# [Required task]
For every line in the records that has the word "curve", make a copy.

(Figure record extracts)

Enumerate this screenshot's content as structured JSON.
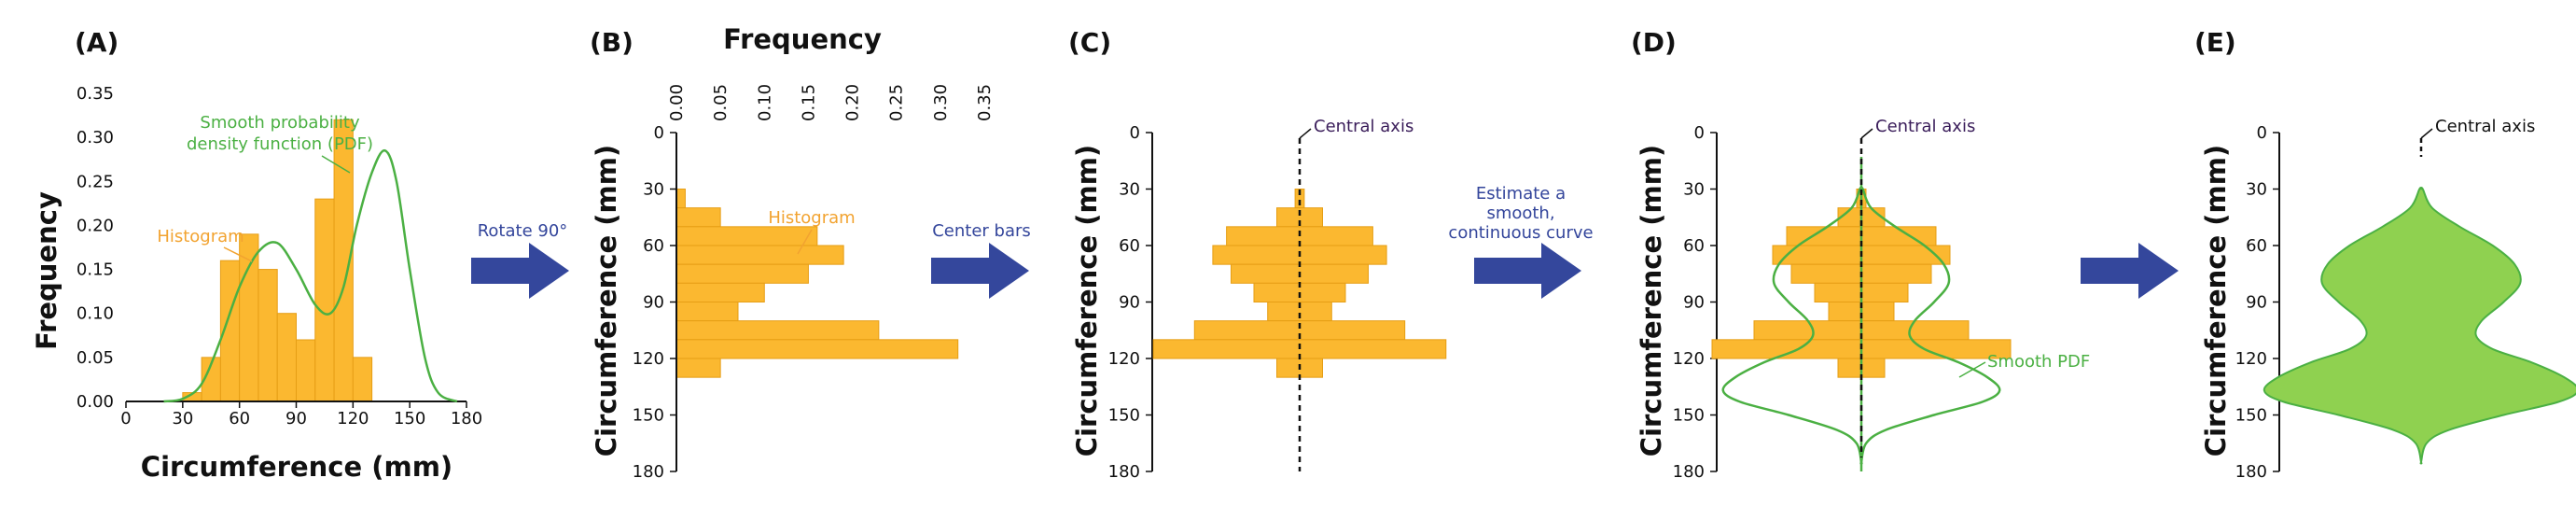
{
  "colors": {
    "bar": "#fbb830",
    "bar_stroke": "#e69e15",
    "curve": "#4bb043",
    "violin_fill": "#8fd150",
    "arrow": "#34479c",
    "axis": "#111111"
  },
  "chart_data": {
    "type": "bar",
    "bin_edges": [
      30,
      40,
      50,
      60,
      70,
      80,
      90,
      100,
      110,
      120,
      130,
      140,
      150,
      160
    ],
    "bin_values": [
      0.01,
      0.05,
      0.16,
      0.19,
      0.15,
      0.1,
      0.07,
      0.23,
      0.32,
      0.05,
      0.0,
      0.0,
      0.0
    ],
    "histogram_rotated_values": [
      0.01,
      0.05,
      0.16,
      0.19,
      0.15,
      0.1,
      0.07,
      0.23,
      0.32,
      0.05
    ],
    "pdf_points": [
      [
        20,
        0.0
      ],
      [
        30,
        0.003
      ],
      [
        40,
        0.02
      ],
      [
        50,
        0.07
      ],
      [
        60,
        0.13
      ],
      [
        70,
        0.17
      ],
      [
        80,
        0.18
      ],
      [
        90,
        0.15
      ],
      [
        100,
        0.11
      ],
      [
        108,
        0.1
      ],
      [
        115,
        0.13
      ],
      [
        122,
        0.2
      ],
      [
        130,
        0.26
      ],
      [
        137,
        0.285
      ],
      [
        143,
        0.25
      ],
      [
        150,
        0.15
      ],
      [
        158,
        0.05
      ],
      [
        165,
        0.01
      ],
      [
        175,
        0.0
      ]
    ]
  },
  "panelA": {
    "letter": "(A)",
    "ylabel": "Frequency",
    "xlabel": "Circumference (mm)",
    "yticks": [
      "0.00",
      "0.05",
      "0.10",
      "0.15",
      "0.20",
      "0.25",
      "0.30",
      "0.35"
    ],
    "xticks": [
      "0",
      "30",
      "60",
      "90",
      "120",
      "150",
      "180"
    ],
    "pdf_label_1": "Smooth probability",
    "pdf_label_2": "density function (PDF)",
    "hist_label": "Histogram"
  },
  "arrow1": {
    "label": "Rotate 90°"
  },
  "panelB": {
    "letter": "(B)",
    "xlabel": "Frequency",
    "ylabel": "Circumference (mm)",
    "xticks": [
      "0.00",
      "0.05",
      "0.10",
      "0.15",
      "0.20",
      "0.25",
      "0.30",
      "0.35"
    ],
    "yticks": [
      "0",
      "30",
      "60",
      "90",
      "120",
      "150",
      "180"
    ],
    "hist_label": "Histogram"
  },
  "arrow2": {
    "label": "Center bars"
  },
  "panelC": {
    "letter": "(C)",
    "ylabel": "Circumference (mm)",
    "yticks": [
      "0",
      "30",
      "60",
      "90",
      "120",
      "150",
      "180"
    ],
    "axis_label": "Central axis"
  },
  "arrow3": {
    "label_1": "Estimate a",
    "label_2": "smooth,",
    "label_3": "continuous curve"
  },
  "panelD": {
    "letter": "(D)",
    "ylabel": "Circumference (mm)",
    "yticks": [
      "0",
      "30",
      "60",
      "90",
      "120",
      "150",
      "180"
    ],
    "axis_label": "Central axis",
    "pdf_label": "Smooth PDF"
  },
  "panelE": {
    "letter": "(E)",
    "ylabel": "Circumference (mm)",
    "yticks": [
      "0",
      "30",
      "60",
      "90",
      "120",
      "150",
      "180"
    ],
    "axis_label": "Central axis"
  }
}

# [Result of the exercise]
    "curve": "#4bb043",
    "label_3": "continuous curve"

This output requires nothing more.